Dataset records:
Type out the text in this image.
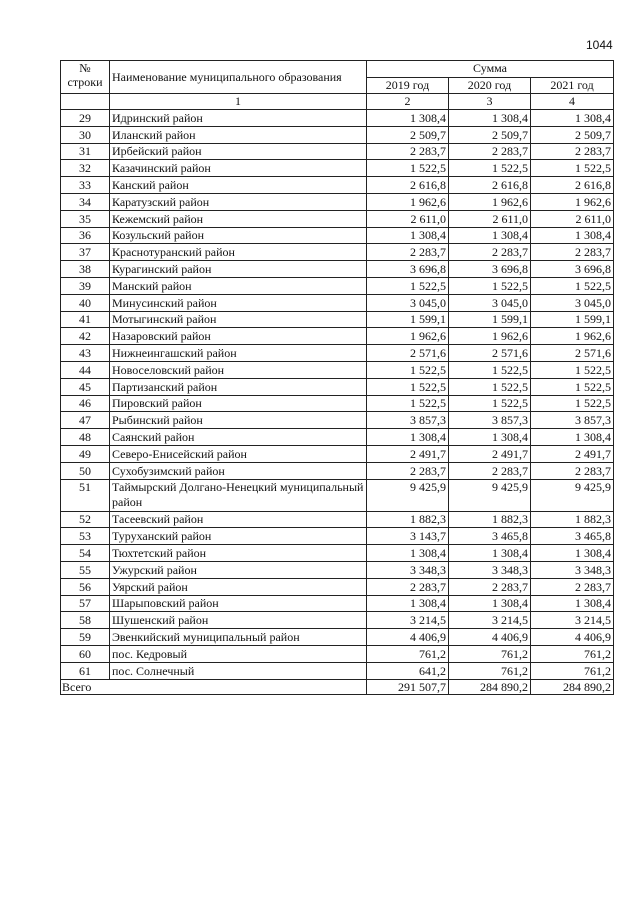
1044
№
строки	Наименование муниципального образования	Сумма		
		2019 год	2020 год	2021 год
	1	2	3	4
29	Идринский район	1 308,4	1 308,4	1 308,4
30	Иланский район	2 509,7	2 509,7	2 509,7
31	Ирбейский район	2 283,7	2 283,7	2 283,7
32	Казачинский район	1 522,5	1 522,5	1 522,5
33	Канский район	2 616,8	2 616,8	2 616,8
34	Каратузский район	1 962,6	1 962,6	1 962,6
35	Кежемский район	2 611,0	2 611,0	2 611,0
36	Козульский район	1 308,4	1 308,4	1 308,4
37	Краснотуранский район	2 283,7	2 283,7	2 283,7
38	Курагинский район	3 696,8	3 696,8	3 696,8
39	Манский район	1 522,5	1 522,5	1 522,5
40	Минусинский район	3 045,0	3 045,0	3 045,0
41	Мотыгинский район	1 599,1	1 599,1	1 599,1
42	Назаровский район	1 962,6	1 962,6	1 962,6
43	Нижнеингашский район	2 571,6	2 571,6	2 571,6
44	Новоселовский район	1 522,5	1 522,5	1 522,5
45	Партизанский район	1 522,5	1 522,5	1 522,5
46	Пировский район	1 522,5	1 522,5	1 522,5
47	Рыбинский район	3 857,3	3 857,3	3 857,3
48	Саянский район	1 308,4	1 308,4	1 308,4
49	Северо-Енисейский район	2 491,7	2 491,7	2 491,7
50	Сухобузимский район	2 283,7	2 283,7	2 283,7
51	Таймырский Долгано-Ненецкий муниципальный район	9 425,9	9 425,9	9 425,9
52	Тасеевский район	1 882,3	1 882,3	1 882,3
53	Туруханский район	3 143,7	3 465,8	3 465,8
54	Тюхтетский район	1 308,4	1 308,4	1 308,4
55	Ужурский район	3 348,3	3 348,3	3 348,3
56	Уярский район	2 283,7	2 283,7	2 283,7
57	Шарыповский район	1 308,4	1 308,4	1 308,4
58	Шушенский район	3 214,5	3 214,5	3 214,5
59	Эвенкийский муниципальный район	4 406,9	4 406,9	4 406,9
60	пос. Кедровый	761,2	761,2	761,2
61	пос. Солнечный	641,2	761,2	761,2
Всего		291 507,7	284 890,2	284 890,2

AIM OF THE TASK >> Give every line back word for word and leave the pictures out.

ANSWER TO THIS TASK >>
Type out the text in this image.
1044
№
строки	Наименование муниципального образования	Сумма		
		2019 год	2020 год	2021 год
	1	2	3	4
29	Идринский район	1 308,4	1 308,4	1 308,4
30	Иланский район	2 509,7	2 509,7	2 509,7
31	Ирбейский район	2 283,7	2 283,7	2 283,7
32	Казачинский район	1 522,5	1 522,5	1 522,5
33	Канский район	2 616,8	2 616,8	2 616,8
34	Каратузский район	1 962,6	1 962,6	1 962,6
35	Кежемский район	2 611,0	2 611,0	2 611,0
36	Козульский район	1 308,4	1 308,4	1 308,4
37	Краснотуранский район	2 283,7	2 283,7	2 283,7
38	Курагинский район	3 696,8	3 696,8	3 696,8
39	Манский район	1 522,5	1 522,5	1 522,5
40	Минусинский район	3 045,0	3 045,0	3 045,0
41	Мотыгинский район	1 599,1	1 599,1	1 599,1
42	Назаровский район	1 962,6	1 962,6	1 962,6
43	Нижнеингашский район	2 571,6	2 571,6	2 571,6
44	Новоселовский район	1 522,5	1 522,5	1 522,5
45	Партизанский район	1 522,5	1 522,5	1 522,5
46	Пировский район	1 522,5	1 522,5	1 522,5
47	Рыбинский район	3 857,3	3 857,3	3 857,3
48	Саянский район	1 308,4	1 308,4	1 308,4
49	Северо-Енисейский район	2 491,7	2 491,7	2 491,7
50	Сухобузимский район	2 283,7	2 283,7	2 283,7
51	Таймырский Долгано-Ненецкий муниципальный район	9 425,9	9 425,9	9 425,9
52	Тасеевский район	1 882,3	1 882,3	1 882,3
53	Туруханский район	3 143,7	3 465,8	3 465,8
54	Тюхтетский район	1 308,4	1 308,4	1 308,4
55	Ужурский район	3 348,3	3 348,3	3 348,3
56	Уярский район	2 283,7	2 283,7	2 283,7
57	Шарыповский район	1 308,4	1 308,4	1 308,4
58	Шушенский район	3 214,5	3 214,5	3 214,5
59	Эвенкийский муниципальный район	4 406,9	4 406,9	4 406,9
60	пос. Кедровый	761,2	761,2	761,2
61	пос. Солнечный	641,2	761,2	761,2
Всего		291 507,7	284 890,2	284 890,2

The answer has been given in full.